**What you have to do**
Every line holding the word "Entr" counts once. Give the total, nothing more.

## START Exercise material

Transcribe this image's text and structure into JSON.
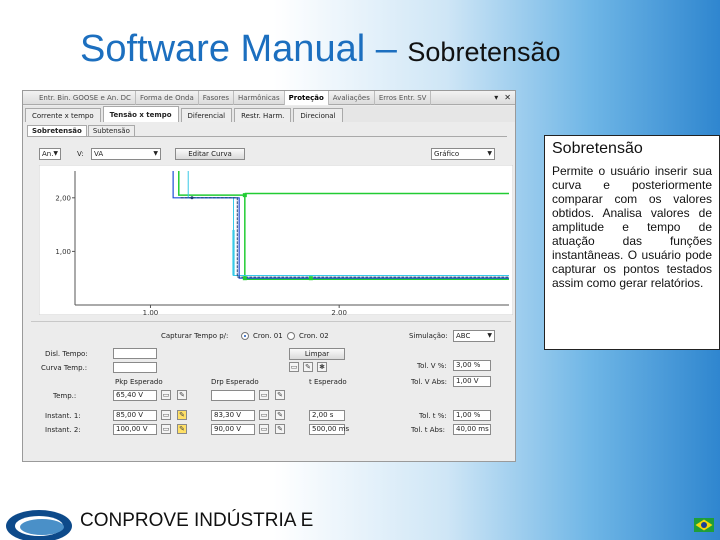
{
  "slide": {
    "title_main": "Software Manual – ",
    "title_sub": "Sobretensão",
    "footer_text": "CONPROVE INDÚSTRIA E"
  },
  "window": {
    "main_tabs": [
      {
        "label": "Entr. Bin. GOOSE e An. DC"
      },
      {
        "label": "Forma de Onda"
      },
      {
        "label": "Fasores"
      },
      {
        "label": "Harmônicas"
      },
      {
        "label": "Proteção",
        "active": true
      },
      {
        "label": "Avaliações"
      },
      {
        "label": "Erros Entr. SV"
      }
    ],
    "controls": {
      "menu": "▾",
      "close": "✕"
    },
    "protection_tabs": [
      {
        "label": "Corrente x tempo"
      },
      {
        "label": "Tensão x tempo",
        "active": true
      },
      {
        "label": "Diferencial"
      },
      {
        "label": "Restr. Harm."
      },
      {
        "label": "Direcional"
      }
    ],
    "sub_tabs": [
      {
        "label": "Sobretensão",
        "active": true
      },
      {
        "label": "Subtensão"
      }
    ]
  },
  "toolbar": {
    "select_a": "An.",
    "v_label": "V:",
    "select_v": "VA",
    "edit_curve_button": "Editar Curva",
    "graph_select": "Gráfico"
  },
  "chart_data": {
    "type": "line",
    "y_ticks": [
      "2,00",
      "1,00"
    ],
    "x_ticks": [
      "1,00",
      "2,00"
    ],
    "xlim": [
      0.6,
      2.9
    ],
    "ylim": [
      0.0,
      2.5
    ],
    "colors": {
      "green": "#22cc33",
      "blue": "#1f4fd8",
      "cyan": "#37c9e6",
      "dark": "#1d3f73"
    }
  },
  "capture": {
    "label": "Capturar Tempo p/:",
    "cron1": "Cron. 01",
    "cron2": "Cron. 02",
    "simulation_label": "Simulação:",
    "simulation_value": "ABC",
    "disp_label": "Disl. Tempo:",
    "curve_label": "Curva Temp.:",
    "clear_button": "Limpar"
  },
  "table": {
    "col_pick": "Pkp Esperado",
    "col_drop": "Drp Esperado",
    "col_time": "t Esperado",
    "rows": [
      {
        "label": "Temp.:",
        "pick": "65,40 V",
        "drop": "",
        "time": ""
      },
      {
        "label": "Instant. 1:",
        "pick": "85,00 V",
        "drop": "83,30 V",
        "time": "2,00 s"
      },
      {
        "label": "Instant. 2:",
        "pick": "100,00 V",
        "drop": "90,00 V",
        "time": "500,00 ms"
      }
    ],
    "tol": [
      {
        "label": "Tol. V %:",
        "value": "3,00 %"
      },
      {
        "label": "Tol. V Abs:",
        "value": "1,00 V"
      },
      {
        "label": "Tol. t %:",
        "value": "1,00 %"
      },
      {
        "label": "Tol. t Abs:",
        "value": "40,00 ms"
      }
    ]
  },
  "info_box": {
    "title": "Sobretensão",
    "body": "Permite o usuário inserir sua curva e posteriormente comparar com os valores obtidos. Analisa valores de amplitude e tempo de atuação das funções instantâneas. O usuário pode capturar os pontos testados assim como gerar relatórios."
  }
}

## END Exercise material

**Solution**
2